Objective: Scan the listing below. Report each line that includes "JSON".

+++ Extracted information

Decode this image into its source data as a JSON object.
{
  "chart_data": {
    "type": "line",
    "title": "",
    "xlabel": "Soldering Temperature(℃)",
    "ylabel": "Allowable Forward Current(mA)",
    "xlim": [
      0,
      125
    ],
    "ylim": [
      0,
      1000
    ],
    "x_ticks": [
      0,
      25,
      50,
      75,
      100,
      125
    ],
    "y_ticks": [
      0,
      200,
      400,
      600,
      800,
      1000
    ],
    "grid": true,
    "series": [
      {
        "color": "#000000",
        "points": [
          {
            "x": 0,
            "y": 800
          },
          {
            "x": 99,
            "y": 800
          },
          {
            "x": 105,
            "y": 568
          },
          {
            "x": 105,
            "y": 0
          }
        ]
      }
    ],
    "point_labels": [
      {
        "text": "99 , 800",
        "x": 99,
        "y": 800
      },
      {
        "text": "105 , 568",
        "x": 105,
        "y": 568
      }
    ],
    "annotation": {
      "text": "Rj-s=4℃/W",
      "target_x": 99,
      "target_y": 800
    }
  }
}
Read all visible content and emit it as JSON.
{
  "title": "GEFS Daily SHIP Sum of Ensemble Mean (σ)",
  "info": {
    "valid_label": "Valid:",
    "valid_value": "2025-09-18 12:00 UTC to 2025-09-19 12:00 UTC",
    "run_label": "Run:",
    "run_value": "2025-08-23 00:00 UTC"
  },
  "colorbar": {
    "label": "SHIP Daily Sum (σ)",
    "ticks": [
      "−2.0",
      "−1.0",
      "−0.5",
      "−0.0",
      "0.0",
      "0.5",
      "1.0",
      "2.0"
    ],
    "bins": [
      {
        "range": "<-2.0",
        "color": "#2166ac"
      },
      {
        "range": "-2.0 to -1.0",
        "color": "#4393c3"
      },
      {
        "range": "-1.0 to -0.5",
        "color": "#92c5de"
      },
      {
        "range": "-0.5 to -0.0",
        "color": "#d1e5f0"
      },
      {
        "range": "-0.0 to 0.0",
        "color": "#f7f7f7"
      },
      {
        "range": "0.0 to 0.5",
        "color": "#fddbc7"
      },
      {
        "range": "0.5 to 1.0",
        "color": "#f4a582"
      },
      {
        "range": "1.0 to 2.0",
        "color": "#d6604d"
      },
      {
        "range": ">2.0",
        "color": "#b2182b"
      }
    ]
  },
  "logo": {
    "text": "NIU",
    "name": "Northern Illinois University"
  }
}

++++++

Result below:
Decode this image into its source data as a JSON object.
Read all visible content and emit it as JSON.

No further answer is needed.